[Start]

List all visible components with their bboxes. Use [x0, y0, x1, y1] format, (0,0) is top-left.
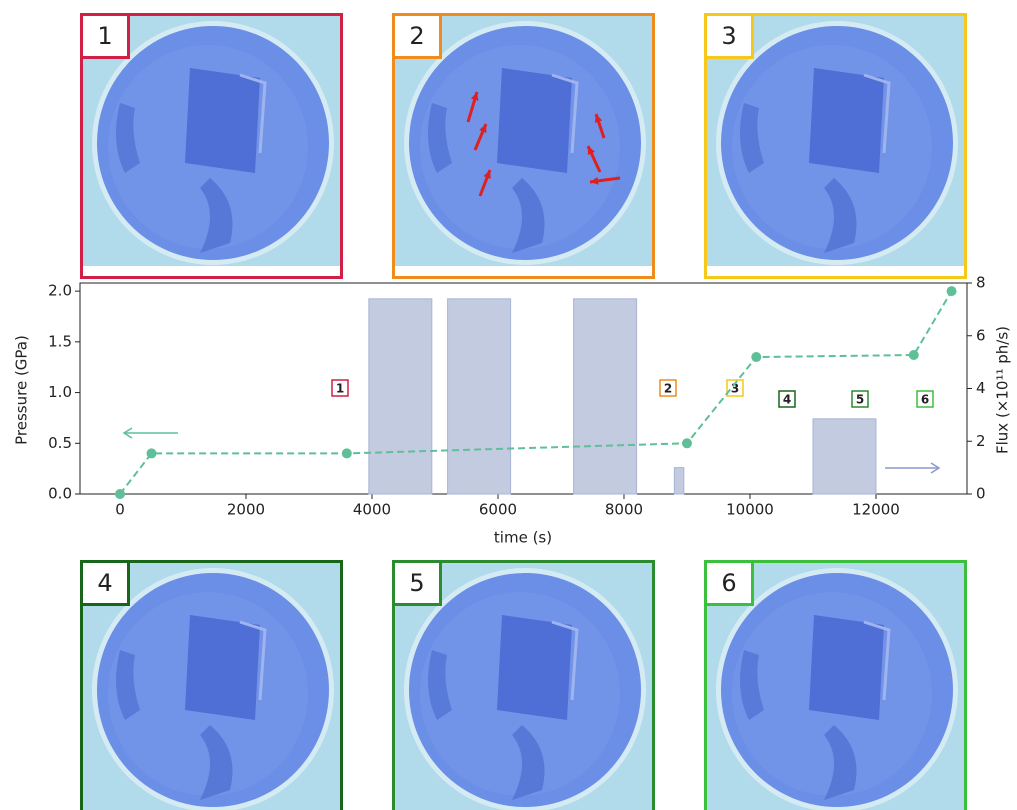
y2-tick-label: 6 [976, 326, 986, 344]
photo-panel: 1 [80, 13, 343, 279]
panel-label-box [392, 13, 442, 59]
pressure-point [751, 352, 762, 363]
annotation: 6 [921, 393, 929, 407]
panel-border [80, 13, 343, 279]
pressure-point [341, 448, 352, 459]
pressure-point [146, 448, 157, 459]
red-arrow-head [470, 92, 479, 101]
photo-panel: 3 [704, 13, 967, 279]
annotation: 3 [731, 382, 739, 396]
red-arrow-head [590, 177, 599, 185]
red-arrow-head [594, 114, 603, 123]
panel-label: 4 [97, 569, 112, 597]
flux-bar [673, 467, 685, 495]
annotation: 1 [336, 382, 344, 396]
x-tick-label: 10000 [726, 501, 774, 519]
flux-bar [573, 298, 638, 495]
panel-border [392, 13, 655, 279]
photo-panel: 5 [392, 123, 655, 810]
annotation-box [851, 390, 869, 408]
annotation-box [916, 390, 934, 408]
left-arrow [122, 427, 178, 439]
right-arrow [885, 462, 941, 474]
flux-bar [812, 418, 877, 495]
y-axis-label: Pressure (GPa) [13, 335, 31, 445]
annotation-box [778, 390, 796, 408]
panel-label: 6 [721, 569, 736, 597]
y2-tick-label: 0 [976, 485, 986, 503]
x-tick-label: 12000 [852, 501, 900, 519]
red-arrow-head [483, 170, 491, 179]
panel-label: 3 [721, 22, 736, 50]
y2-axis-label: Flux (×10¹¹ ph/s) [994, 326, 1012, 454]
annotation: 5 [856, 393, 864, 407]
pressure-point [946, 286, 957, 297]
flux-bar [368, 298, 433, 495]
pressure-point [908, 350, 919, 361]
annotation-box [659, 379, 677, 397]
panel-label-box [392, 560, 442, 606]
annotation-box [726, 379, 744, 397]
x-tick-label: 2000 [227, 501, 265, 519]
annotation: 4 [783, 393, 791, 407]
y-tick-label: 1.0 [48, 383, 72, 401]
annotation: 2 [664, 382, 672, 396]
x-tick-label: 0 [115, 501, 125, 519]
y-tick-label: 1.5 [48, 332, 72, 350]
pressure-point [681, 438, 692, 449]
pressure-point [115, 489, 126, 499]
panel-label: 5 [409, 569, 424, 597]
panel-label-box [704, 560, 754, 606]
photo-panel: 2 [392, 13, 655, 279]
panel-label: 2 [409, 22, 424, 50]
photo-panel: 6 [704, 560, 967, 810]
x-tick-label: 6000 [479, 501, 517, 519]
y-tick-label: 0.5 [48, 434, 72, 452]
x-tick-label: 4000 [353, 501, 391, 519]
flux-bar [447, 298, 512, 495]
y2-tick-label: 8 [976, 274, 986, 292]
x-tick-label: 8000 [605, 501, 643, 519]
panel-border [704, 560, 967, 810]
panel-label: 1 [97, 22, 112, 50]
y-tick-label: 2.0 [48, 282, 72, 300]
chart: time (s) Pressure (GPa) Flux (×10¹¹ ph/s… [13, 274, 1012, 547]
photo-panel: 4 [80, 560, 343, 810]
panel-border [704, 13, 967, 279]
y2-tick-label: 2 [976, 432, 986, 450]
y-tick-label: 0.0 [48, 485, 72, 503]
annotation-box [331, 379, 349, 397]
panel-border [80, 560, 343, 810]
panel-label-box [80, 13, 130, 59]
y2-tick-label: 4 [976, 379, 986, 397]
x-axis-label: time (s) [494, 529, 552, 547]
panel-border [392, 560, 655, 810]
red-arrow-head [587, 146, 595, 155]
panel-label-box [80, 560, 130, 606]
red-arrow-head [479, 124, 487, 133]
panels: 1 2 3 4 5 6 [80, 13, 967, 810]
panel-label-box [704, 13, 754, 59]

[End]

WRITTEN TASK: Set down every line of the listing above exactly as it appears, leaving out the pictures.

SOLUTION FOR THIS PROBLEM:
List all visible components with their bboxes. Use [x0, y0, x1, y1] format, (0,0) is top-left.
y2-tick-label: 6 [976, 326, 986, 344]
photo-panel: 1 [80, 13, 343, 279]
panel-label-box [392, 13, 442, 59]
pressure-point [751, 352, 762, 363]
annotation: 6 [921, 393, 929, 407]
panel-border [80, 13, 343, 279]
pressure-point [341, 448, 352, 459]
pressure-point [146, 448, 157, 459]
red-arrow-head [470, 92, 479, 101]
photo-panel: 3 [704, 13, 967, 279]
annotation: 3 [731, 382, 739, 396]
red-arrow-head [590, 177, 599, 185]
red-arrow-head [594, 114, 603, 123]
panel-label: 4 [97, 569, 112, 597]
flux-bar [673, 467, 685, 495]
annotation: 1 [336, 382, 344, 396]
x-tick-label: 10000 [726, 501, 774, 519]
flux-bar [573, 298, 638, 495]
panel-border [392, 13, 655, 279]
photo-panel: 5 [392, 123, 655, 810]
annotation-box [851, 390, 869, 408]
annotation-box [916, 390, 934, 408]
left-arrow [122, 427, 178, 439]
right-arrow [885, 462, 941, 474]
flux-bar [812, 418, 877, 495]
y-axis-label: Pressure (GPa) [13, 335, 31, 445]
annotation-box [778, 390, 796, 408]
panel-label: 6 [721, 569, 736, 597]
y2-tick-label: 0 [976, 485, 986, 503]
x-tick-label: 12000 [852, 501, 900, 519]
red-arrow-head [483, 170, 491, 179]
panel-label: 3 [721, 22, 736, 50]
y2-axis-label: Flux (×10¹¹ ph/s) [994, 326, 1012, 454]
annotation: 5 [856, 393, 864, 407]
pressure-point [946, 286, 957, 297]
flux-bar [368, 298, 433, 495]
pressure-point [908, 350, 919, 361]
annotation-box [659, 379, 677, 397]
panel-label-box [392, 560, 442, 606]
annotation-box [726, 379, 744, 397]
x-tick-label: 2000 [227, 501, 265, 519]
annotation: 4 [783, 393, 791, 407]
y-tick-label: 1.0 [48, 383, 72, 401]
annotation: 2 [664, 382, 672, 396]
x-tick-label: 0 [115, 501, 125, 519]
y-tick-label: 1.5 [48, 332, 72, 350]
pressure-point [681, 438, 692, 449]
pressure-point [115, 489, 126, 499]
panel-label: 5 [409, 569, 424, 597]
panel-label-box [704, 560, 754, 606]
photo-panel: 2 [392, 13, 655, 279]
panel-label: 2 [409, 22, 424, 50]
photo-panel: 6 [704, 560, 967, 810]
x-tick-label: 6000 [479, 501, 517, 519]
y-tick-label: 0.5 [48, 434, 72, 452]
x-tick-label: 4000 [353, 501, 391, 519]
flux-bar [447, 298, 512, 495]
y2-tick-label: 8 [976, 274, 986, 292]
x-tick-label: 8000 [605, 501, 643, 519]
panel-border [704, 560, 967, 810]
panel-label: 1 [97, 22, 112, 50]
y-tick-label: 2.0 [48, 282, 72, 300]
chart: time (s) Pressure (GPa) Flux (×10¹¹ ph/s… [13, 274, 1012, 547]
photo-panel: 4 [80, 560, 343, 810]
panel-border [704, 13, 967, 279]
y2-tick-label: 2 [976, 432, 986, 450]
y-tick-label: 0.0 [48, 485, 72, 503]
annotation-box [331, 379, 349, 397]
panel-border [80, 560, 343, 810]
panel-label-box [80, 13, 130, 59]
y2-tick-label: 4 [976, 379, 986, 397]
x-axis-label: time (s) [494, 529, 552, 547]
panel-border [392, 560, 655, 810]
red-arrow-head [587, 146, 595, 155]
panel-label-box [80, 560, 130, 606]
red-arrow-head [479, 124, 487, 133]
panels: 1 2 3 4 5 6 [80, 13, 967, 810]
panel-label-box [704, 13, 754, 59]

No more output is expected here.